*Given entries:*
━━━━━━━━━━━━━━━━

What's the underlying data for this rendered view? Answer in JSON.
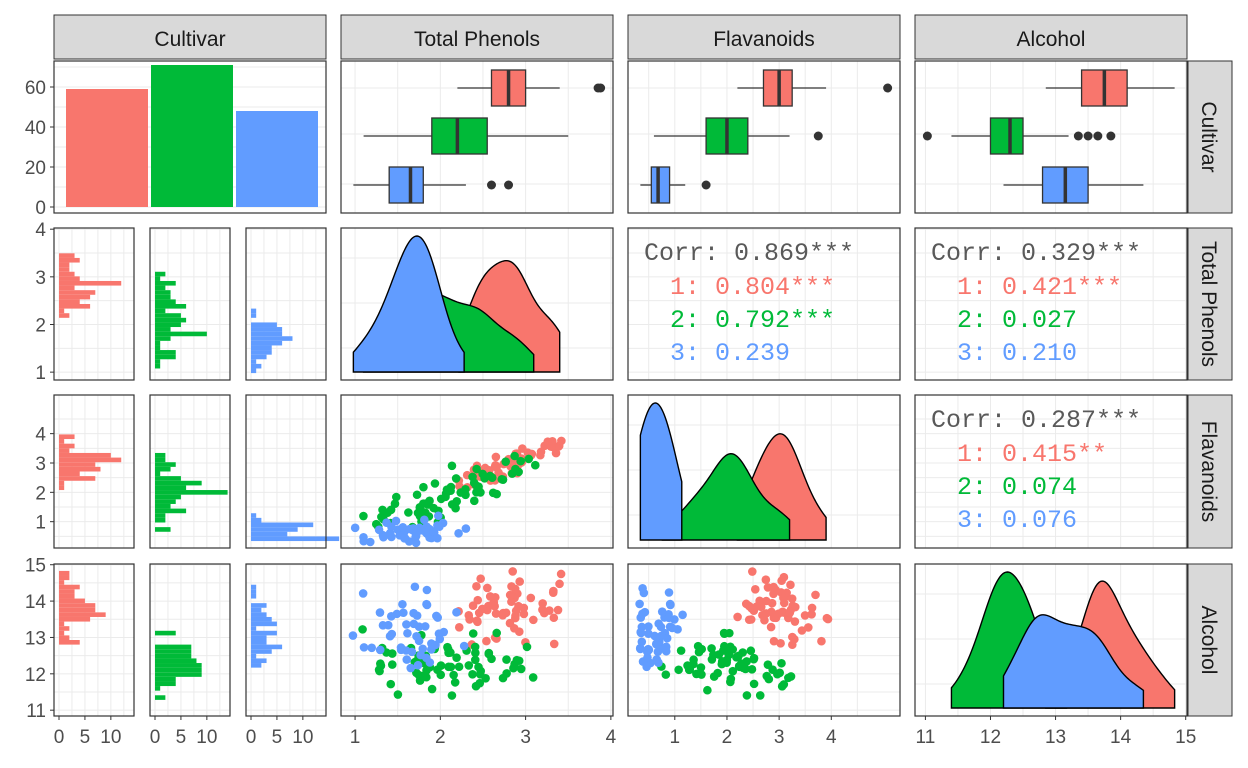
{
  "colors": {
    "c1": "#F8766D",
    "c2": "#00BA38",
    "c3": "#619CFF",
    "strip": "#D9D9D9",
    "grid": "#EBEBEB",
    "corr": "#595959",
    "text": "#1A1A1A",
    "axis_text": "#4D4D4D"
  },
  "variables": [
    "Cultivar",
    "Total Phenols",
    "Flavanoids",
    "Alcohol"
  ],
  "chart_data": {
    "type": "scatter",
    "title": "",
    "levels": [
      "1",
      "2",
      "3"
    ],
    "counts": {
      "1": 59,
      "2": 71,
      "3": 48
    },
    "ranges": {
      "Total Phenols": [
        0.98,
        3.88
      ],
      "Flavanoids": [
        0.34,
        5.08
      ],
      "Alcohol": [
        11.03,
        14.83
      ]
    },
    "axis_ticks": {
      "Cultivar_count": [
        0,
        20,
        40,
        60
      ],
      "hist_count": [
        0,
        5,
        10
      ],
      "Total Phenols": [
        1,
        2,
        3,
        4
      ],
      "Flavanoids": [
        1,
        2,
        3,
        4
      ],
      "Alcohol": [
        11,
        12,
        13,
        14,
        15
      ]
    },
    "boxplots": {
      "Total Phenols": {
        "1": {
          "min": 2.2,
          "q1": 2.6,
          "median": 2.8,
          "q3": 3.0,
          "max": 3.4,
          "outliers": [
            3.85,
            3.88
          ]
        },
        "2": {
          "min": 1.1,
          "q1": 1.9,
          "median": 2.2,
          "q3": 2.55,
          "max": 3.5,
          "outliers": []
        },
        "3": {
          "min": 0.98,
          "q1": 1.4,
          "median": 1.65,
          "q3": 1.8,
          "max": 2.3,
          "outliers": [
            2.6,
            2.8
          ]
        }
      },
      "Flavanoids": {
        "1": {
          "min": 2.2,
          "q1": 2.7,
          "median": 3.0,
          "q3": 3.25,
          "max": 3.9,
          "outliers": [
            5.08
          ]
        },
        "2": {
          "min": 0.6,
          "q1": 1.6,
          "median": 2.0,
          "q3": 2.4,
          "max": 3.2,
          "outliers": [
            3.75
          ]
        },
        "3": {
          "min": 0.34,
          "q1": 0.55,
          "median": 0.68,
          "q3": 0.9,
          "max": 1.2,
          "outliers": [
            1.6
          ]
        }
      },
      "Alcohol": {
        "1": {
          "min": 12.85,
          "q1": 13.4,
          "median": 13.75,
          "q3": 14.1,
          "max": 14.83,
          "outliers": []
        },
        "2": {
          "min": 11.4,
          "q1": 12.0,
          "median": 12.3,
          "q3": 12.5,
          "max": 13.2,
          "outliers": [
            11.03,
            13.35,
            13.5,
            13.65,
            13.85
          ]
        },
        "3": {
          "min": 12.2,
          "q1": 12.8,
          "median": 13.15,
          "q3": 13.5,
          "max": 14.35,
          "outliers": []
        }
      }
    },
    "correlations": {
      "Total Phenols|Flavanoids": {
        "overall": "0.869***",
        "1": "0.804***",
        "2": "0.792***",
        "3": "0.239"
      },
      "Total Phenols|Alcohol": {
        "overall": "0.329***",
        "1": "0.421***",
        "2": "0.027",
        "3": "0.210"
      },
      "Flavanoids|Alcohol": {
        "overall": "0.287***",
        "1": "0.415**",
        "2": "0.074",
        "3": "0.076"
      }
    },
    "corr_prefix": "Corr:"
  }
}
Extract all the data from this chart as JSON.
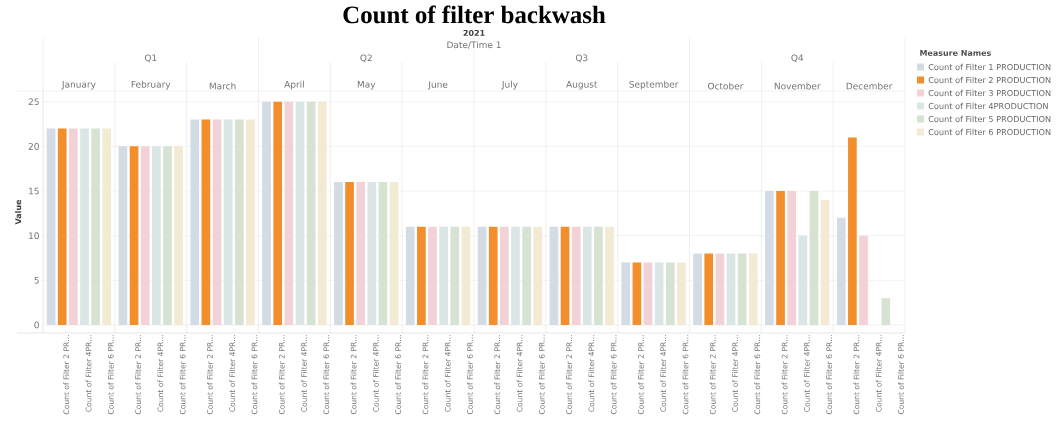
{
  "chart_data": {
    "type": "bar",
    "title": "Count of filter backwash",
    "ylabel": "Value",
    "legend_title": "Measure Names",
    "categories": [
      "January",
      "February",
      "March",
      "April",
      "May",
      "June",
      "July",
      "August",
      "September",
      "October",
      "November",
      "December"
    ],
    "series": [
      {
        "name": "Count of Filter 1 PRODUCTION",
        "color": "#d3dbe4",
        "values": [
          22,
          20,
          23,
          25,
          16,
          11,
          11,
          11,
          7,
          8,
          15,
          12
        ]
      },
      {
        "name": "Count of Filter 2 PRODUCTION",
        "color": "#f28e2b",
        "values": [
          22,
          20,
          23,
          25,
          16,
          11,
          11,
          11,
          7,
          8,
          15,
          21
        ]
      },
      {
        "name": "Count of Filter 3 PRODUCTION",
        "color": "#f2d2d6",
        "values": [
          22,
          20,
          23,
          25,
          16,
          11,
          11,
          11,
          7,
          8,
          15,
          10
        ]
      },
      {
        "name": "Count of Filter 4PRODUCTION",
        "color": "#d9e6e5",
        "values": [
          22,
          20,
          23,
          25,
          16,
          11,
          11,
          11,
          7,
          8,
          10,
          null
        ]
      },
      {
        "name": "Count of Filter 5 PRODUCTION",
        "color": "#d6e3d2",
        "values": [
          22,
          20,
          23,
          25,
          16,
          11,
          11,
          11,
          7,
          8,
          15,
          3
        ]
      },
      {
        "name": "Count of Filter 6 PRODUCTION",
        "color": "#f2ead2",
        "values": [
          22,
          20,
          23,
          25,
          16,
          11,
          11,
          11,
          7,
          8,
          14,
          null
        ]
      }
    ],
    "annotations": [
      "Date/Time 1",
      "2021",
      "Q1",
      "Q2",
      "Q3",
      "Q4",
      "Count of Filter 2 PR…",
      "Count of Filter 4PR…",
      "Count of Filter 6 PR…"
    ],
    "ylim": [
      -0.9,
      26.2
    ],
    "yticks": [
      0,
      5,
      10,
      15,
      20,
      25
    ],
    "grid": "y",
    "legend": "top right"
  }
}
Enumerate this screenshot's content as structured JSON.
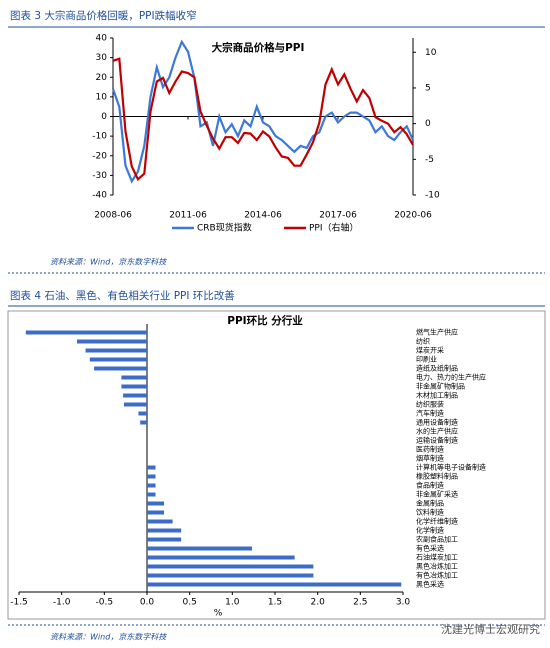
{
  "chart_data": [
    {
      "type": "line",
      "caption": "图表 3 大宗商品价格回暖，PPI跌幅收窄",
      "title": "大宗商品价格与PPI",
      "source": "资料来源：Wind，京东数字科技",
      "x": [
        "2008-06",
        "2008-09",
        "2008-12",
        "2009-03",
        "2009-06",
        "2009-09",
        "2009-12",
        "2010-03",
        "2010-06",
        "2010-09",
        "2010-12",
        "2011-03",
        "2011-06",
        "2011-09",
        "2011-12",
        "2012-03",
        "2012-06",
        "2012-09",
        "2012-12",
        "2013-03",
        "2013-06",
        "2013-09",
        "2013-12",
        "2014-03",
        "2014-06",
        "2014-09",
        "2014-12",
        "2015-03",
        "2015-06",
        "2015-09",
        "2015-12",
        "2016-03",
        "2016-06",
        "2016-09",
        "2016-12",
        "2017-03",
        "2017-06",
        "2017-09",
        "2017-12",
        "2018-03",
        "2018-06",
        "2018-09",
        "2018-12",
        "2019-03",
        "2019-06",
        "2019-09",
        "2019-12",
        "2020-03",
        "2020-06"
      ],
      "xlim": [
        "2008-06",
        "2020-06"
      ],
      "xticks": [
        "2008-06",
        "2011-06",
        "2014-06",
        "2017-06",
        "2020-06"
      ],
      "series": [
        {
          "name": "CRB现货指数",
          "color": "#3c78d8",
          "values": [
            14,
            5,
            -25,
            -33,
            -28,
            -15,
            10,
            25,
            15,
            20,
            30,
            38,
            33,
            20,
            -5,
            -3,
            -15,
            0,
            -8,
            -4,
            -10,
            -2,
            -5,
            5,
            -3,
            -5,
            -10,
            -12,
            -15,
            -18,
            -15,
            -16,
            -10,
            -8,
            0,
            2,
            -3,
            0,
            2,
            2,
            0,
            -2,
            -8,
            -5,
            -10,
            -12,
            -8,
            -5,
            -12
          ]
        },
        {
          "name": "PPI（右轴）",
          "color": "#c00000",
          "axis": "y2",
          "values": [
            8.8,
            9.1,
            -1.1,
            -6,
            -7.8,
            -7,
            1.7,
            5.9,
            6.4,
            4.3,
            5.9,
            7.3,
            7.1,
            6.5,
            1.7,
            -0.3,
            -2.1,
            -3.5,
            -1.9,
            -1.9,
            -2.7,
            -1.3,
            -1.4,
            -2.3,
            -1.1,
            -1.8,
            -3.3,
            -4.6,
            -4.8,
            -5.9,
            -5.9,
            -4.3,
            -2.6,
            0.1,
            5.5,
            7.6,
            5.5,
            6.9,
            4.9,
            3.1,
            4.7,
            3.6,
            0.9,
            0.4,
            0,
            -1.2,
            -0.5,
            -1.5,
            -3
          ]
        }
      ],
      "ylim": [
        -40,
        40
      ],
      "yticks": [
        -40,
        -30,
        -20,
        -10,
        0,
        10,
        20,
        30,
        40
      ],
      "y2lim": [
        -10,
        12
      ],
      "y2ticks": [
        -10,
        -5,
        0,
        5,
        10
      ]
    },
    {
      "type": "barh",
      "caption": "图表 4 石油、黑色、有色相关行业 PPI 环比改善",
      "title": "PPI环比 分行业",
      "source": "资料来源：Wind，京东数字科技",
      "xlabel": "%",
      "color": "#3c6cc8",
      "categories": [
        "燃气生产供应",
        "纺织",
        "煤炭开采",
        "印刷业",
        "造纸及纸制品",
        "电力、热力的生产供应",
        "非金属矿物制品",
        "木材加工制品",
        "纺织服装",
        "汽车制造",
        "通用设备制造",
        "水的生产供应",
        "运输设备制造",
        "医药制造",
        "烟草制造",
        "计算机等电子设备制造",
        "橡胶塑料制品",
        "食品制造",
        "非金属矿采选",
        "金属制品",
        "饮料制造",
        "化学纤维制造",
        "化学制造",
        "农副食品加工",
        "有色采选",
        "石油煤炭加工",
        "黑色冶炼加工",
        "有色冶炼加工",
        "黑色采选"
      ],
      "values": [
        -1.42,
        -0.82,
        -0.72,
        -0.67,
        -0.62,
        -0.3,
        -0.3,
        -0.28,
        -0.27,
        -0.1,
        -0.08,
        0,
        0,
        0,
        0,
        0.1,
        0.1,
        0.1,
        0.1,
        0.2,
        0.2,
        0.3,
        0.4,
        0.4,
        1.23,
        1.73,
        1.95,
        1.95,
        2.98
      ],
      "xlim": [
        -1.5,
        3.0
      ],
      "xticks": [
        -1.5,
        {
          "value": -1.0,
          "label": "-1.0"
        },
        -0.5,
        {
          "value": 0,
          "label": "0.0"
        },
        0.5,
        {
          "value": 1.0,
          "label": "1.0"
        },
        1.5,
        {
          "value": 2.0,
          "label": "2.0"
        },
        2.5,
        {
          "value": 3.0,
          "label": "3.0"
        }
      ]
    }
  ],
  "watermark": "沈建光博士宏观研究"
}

━━━━━━━━━━━━━━━━

*Task to complete:* Gather each line in the entries above where the string "median" is found.

*Task result:*
          "median": 2.8,
          "median": 2.2,
          "median": 1.65,
          "median": 3.0,
          "median": 2.0,
          "median": 0.68,
          "median": 13.75,
          "median": 12.3,
          "median": 13.15,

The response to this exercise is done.